• _Records to process_

....................

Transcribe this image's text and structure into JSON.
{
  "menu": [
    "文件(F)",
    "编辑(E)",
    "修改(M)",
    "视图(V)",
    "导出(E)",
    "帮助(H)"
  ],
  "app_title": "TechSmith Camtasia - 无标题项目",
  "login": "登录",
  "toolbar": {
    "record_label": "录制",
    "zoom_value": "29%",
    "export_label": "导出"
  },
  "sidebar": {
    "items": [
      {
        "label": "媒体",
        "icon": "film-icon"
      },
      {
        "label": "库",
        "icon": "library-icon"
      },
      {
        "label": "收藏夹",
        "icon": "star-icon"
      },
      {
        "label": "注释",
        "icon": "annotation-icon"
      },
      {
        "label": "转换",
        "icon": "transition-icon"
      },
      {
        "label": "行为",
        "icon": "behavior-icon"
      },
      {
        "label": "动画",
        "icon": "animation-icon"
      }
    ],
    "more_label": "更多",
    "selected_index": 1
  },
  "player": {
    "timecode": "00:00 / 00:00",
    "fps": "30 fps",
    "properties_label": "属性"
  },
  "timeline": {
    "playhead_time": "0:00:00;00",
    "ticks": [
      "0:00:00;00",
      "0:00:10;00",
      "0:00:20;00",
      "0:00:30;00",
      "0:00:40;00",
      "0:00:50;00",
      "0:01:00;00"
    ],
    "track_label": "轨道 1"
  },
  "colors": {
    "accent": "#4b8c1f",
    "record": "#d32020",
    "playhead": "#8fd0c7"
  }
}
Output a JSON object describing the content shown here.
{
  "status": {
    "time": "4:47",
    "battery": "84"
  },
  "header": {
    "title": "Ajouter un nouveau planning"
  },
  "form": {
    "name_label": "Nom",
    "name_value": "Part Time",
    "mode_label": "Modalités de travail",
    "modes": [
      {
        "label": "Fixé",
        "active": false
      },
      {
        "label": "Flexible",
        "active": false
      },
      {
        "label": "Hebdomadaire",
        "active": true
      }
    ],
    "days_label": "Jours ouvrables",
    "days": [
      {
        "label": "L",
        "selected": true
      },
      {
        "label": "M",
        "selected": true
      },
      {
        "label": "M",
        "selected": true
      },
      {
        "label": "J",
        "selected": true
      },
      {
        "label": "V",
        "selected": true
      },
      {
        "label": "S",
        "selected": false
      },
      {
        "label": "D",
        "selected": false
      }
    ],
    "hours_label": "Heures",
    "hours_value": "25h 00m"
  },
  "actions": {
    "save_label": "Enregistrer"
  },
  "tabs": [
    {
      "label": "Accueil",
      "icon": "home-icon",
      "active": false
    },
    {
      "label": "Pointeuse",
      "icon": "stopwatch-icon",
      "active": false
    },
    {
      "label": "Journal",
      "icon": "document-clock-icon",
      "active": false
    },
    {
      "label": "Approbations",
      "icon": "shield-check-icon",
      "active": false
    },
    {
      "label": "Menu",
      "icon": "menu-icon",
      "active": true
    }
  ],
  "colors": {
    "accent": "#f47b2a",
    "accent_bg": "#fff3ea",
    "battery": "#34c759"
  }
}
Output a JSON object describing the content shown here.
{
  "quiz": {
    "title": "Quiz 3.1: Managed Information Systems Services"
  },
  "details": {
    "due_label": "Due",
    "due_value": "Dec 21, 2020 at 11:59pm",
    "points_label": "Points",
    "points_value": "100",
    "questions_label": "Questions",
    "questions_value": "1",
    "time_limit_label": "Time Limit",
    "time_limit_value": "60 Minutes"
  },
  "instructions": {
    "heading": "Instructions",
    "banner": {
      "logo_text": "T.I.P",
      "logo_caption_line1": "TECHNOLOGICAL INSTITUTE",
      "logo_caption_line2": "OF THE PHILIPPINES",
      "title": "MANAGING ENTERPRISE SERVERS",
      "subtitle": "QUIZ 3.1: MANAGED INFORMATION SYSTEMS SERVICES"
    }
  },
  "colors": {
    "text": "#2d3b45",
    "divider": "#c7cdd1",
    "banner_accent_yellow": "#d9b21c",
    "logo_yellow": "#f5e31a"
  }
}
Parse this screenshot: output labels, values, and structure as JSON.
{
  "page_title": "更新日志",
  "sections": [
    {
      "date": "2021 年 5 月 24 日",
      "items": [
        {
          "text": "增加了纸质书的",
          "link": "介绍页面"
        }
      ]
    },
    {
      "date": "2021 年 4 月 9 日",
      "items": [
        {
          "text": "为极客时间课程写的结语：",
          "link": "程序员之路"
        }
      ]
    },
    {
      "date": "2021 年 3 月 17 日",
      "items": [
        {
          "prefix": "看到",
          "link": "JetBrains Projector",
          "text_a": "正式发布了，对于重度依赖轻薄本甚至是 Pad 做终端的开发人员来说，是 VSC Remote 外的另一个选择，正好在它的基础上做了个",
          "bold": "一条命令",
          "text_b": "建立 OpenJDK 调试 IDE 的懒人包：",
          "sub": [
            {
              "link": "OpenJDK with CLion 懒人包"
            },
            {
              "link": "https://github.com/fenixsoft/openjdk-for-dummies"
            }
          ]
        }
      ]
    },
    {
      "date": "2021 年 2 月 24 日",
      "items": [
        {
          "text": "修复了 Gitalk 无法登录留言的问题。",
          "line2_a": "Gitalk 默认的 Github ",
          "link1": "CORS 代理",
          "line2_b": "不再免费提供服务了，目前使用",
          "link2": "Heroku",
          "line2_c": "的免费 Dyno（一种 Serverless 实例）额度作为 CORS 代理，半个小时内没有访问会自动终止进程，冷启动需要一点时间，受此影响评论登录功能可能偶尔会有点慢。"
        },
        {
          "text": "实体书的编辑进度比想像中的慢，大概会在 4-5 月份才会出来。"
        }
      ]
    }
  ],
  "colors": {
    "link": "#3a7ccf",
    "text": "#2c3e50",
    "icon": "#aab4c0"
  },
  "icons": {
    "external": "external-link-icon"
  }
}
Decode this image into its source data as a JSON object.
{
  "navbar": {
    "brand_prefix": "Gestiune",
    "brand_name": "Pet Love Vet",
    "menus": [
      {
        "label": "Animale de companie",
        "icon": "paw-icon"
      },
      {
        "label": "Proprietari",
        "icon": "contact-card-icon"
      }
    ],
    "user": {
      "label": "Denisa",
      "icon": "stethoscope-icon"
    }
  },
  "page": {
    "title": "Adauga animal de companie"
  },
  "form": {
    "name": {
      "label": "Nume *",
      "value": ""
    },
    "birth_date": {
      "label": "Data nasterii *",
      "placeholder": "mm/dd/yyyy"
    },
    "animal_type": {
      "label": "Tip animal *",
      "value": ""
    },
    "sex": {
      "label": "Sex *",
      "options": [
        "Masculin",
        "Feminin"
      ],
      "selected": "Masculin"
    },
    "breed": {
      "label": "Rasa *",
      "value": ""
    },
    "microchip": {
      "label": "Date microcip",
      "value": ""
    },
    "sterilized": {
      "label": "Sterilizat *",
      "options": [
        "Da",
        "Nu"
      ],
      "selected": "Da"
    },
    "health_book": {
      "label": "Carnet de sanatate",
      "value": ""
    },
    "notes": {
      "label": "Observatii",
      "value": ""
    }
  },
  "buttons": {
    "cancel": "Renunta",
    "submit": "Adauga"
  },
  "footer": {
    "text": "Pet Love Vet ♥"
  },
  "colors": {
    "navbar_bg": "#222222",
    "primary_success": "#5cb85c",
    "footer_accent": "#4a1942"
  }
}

....................

• _Written task_
Repeat all the records. Match each line exactly.

• _Solution_
Transcribe this image's text and structure into JSON.
{
  "menu": [
    "文件(F)",
    "编辑(E)",
    "修改(M)",
    "视图(V)",
    "导出(E)",
    "帮助(H)"
  ],
  "app_title": "TechSmith Camtasia - 无标题项目",
  "login": "登录",
  "toolbar": {
    "record_label": "录制",
    "zoom_value": "29%",
    "export_label": "导出"
  },
  "sidebar": {
    "items": [
      {
        "label": "媒体",
        "icon": "film-icon"
      },
      {
        "label": "库",
        "icon": "library-icon"
      },
      {
        "label": "收藏夹",
        "icon": "star-icon"
      },
      {
        "label": "注释",
        "icon": "annotation-icon"
      },
      {
        "label": "转换",
        "icon": "transition-icon"
      },
      {
        "label": "行为",
        "icon": "behavior-icon"
      },
      {
        "label": "动画",
        "icon": "animation-icon"
      }
    ],
    "more_label": "更多",
    "selected_index": 1
  },
  "player": {
    "timecode": "00:00 / 00:00",
    "fps": "30 fps",
    "properties_label": "属性"
  },
  "timeline": {
    "playhead_time": "0:00:00;00",
    "ticks": [
      "0:00:00;00",
      "0:00:10;00",
      "0:00:20;00",
      "0:00:30;00",
      "0:00:40;00",
      "0:00:50;00",
      "0:01:00;00"
    ],
    "track_label": "轨道 1"
  },
  "colors": {
    "accent": "#4b8c1f",
    "record": "#d32020",
    "playhead": "#8fd0c7"
  }
}
Output a JSON object describing the content shown here.
{
  "status": {
    "time": "4:47",
    "battery": "84"
  },
  "header": {
    "title": "Ajouter un nouveau planning"
  },
  "form": {
    "name_label": "Nom",
    "name_value": "Part Time",
    "mode_label": "Modalités de travail",
    "modes": [
      {
        "label": "Fixé",
        "active": false
      },
      {
        "label": "Flexible",
        "active": false
      },
      {
        "label": "Hebdomadaire",
        "active": true
      }
    ],
    "days_label": "Jours ouvrables",
    "days": [
      {
        "label": "L",
        "selected": true
      },
      {
        "label": "M",
        "selected": true
      },
      {
        "label": "M",
        "selected": true
      },
      {
        "label": "J",
        "selected": true
      },
      {
        "label": "V",
        "selected": true
      },
      {
        "label": "S",
        "selected": false
      },
      {
        "label": "D",
        "selected": false
      }
    ],
    "hours_label": "Heures",
    "hours_value": "25h 00m"
  },
  "actions": {
    "save_label": "Enregistrer"
  },
  "tabs": [
    {
      "label": "Accueil",
      "icon": "home-icon",
      "active": false
    },
    {
      "label": "Pointeuse",
      "icon": "stopwatch-icon",
      "active": false
    },
    {
      "label": "Journal",
      "icon": "document-clock-icon",
      "active": false
    },
    {
      "label": "Approbations",
      "icon": "shield-check-icon",
      "active": false
    },
    {
      "label": "Menu",
      "icon": "menu-icon",
      "active": true
    }
  ],
  "colors": {
    "accent": "#f47b2a",
    "accent_bg": "#fff3ea",
    "battery": "#34c759"
  }
}
Output a JSON object describing the content shown here.
{
  "quiz": {
    "title": "Quiz 3.1: Managed Information Systems Services"
  },
  "details": {
    "due_label": "Due",
    "due_value": "Dec 21, 2020 at 11:59pm",
    "points_label": "Points",
    "points_value": "100",
    "questions_label": "Questions",
    "questions_value": "1",
    "time_limit_label": "Time Limit",
    "time_limit_value": "60 Minutes"
  },
  "instructions": {
    "heading": "Instructions",
    "banner": {
      "logo_text": "T.I.P",
      "logo_caption_line1": "TECHNOLOGICAL INSTITUTE",
      "logo_caption_line2": "OF THE PHILIPPINES",
      "title": "MANAGING ENTERPRISE SERVERS",
      "subtitle": "QUIZ 3.1: MANAGED INFORMATION SYSTEMS SERVICES"
    }
  },
  "colors": {
    "text": "#2d3b45",
    "divider": "#c7cdd1",
    "banner_accent_yellow": "#d9b21c",
    "logo_yellow": "#f5e31a"
  }
}
Parse this screenshot: output labels, values, and structure as JSON.
{
  "page_title": "更新日志",
  "sections": [
    {
      "date": "2021 年 5 月 24 日",
      "items": [
        {
          "text": "增加了纸质书的",
          "link": "介绍页面"
        }
      ]
    },
    {
      "date": "2021 年 4 月 9 日",
      "items": [
        {
          "text": "为极客时间课程写的结语：",
          "link": "程序员之路"
        }
      ]
    },
    {
      "date": "2021 年 3 月 17 日",
      "items": [
        {
          "prefix": "看到",
          "link": "JetBrains Projector",
          "text_a": "正式发布了，对于重度依赖轻薄本甚至是 Pad 做终端的开发人员来说，是 VSC Remote 外的另一个选择，正好在它的基础上做了个",
          "bold": "一条命令",
          "text_b": "建立 OpenJDK 调试 IDE 的懒人包：",
          "sub": [
            {
              "link": "OpenJDK with CLion 懒人包"
            },
            {
              "link": "https://github.com/fenixsoft/openjdk-for-dummies"
            }
          ]
        }
      ]
    },
    {
      "date": "2021 年 2 月 24 日",
      "items": [
        {
          "text": "修复了 Gitalk 无法登录留言的问题。",
          "line2_a": "Gitalk 默认的 Github ",
          "link1": "CORS 代理",
          "line2_b": "不再免费提供服务了，目前使用",
          "link2": "Heroku",
          "line2_c": "的免费 Dyno（一种 Serverless 实例）额度作为 CORS 代理，半个小时内没有访问会自动终止进程，冷启动需要一点时间，受此影响评论登录功能可能偶尔会有点慢。"
        },
        {
          "text": "实体书的编辑进度比想像中的慢，大概会在 4-5 月份才会出来。"
        }
      ]
    }
  ],
  "colors": {
    "link": "#3a7ccf",
    "text": "#2c3e50",
    "icon": "#aab4c0"
  },
  "icons": {
    "external": "external-link-icon"
  }
}
Decode this image into its source data as a JSON object.
{
  "navbar": {
    "brand_prefix": "Gestiune",
    "brand_name": "Pet Love Vet",
    "menus": [
      {
        "label": "Animale de companie",
        "icon": "paw-icon"
      },
      {
        "label": "Proprietari",
        "icon": "contact-card-icon"
      }
    ],
    "user": {
      "label": "Denisa",
      "icon": "stethoscope-icon"
    }
  },
  "page": {
    "title": "Adauga animal de companie"
  },
  "form": {
    "name": {
      "label": "Nume *",
      "value": ""
    },
    "birth_date": {
      "label": "Data nasterii *",
      "placeholder": "mm/dd/yyyy"
    },
    "animal_type": {
      "label": "Tip animal *",
      "value": ""
    },
    "sex": {
      "label": "Sex *",
      "options": [
        "Masculin",
        "Feminin"
      ],
      "selected": "Masculin"
    },
    "breed": {
      "label": "Rasa *",
      "value": ""
    },
    "microchip": {
      "label": "Date microcip",
      "value": ""
    },
    "sterilized": {
      "label": "Sterilizat *",
      "options": [
        "Da",
        "Nu"
      ],
      "selected": "Da"
    },
    "health_book": {
      "label": "Carnet de sanatate",
      "value": ""
    },
    "notes": {
      "label": "Observatii",
      "value": ""
    }
  },
  "buttons": {
    "cancel": "Renunta",
    "submit": "Adauga"
  },
  "footer": {
    "text": "Pet Love Vet ♥"
  },
  "colors": {
    "navbar_bg": "#222222",
    "primary_success": "#5cb85c",
    "footer_accent": "#4a1942"
  }
}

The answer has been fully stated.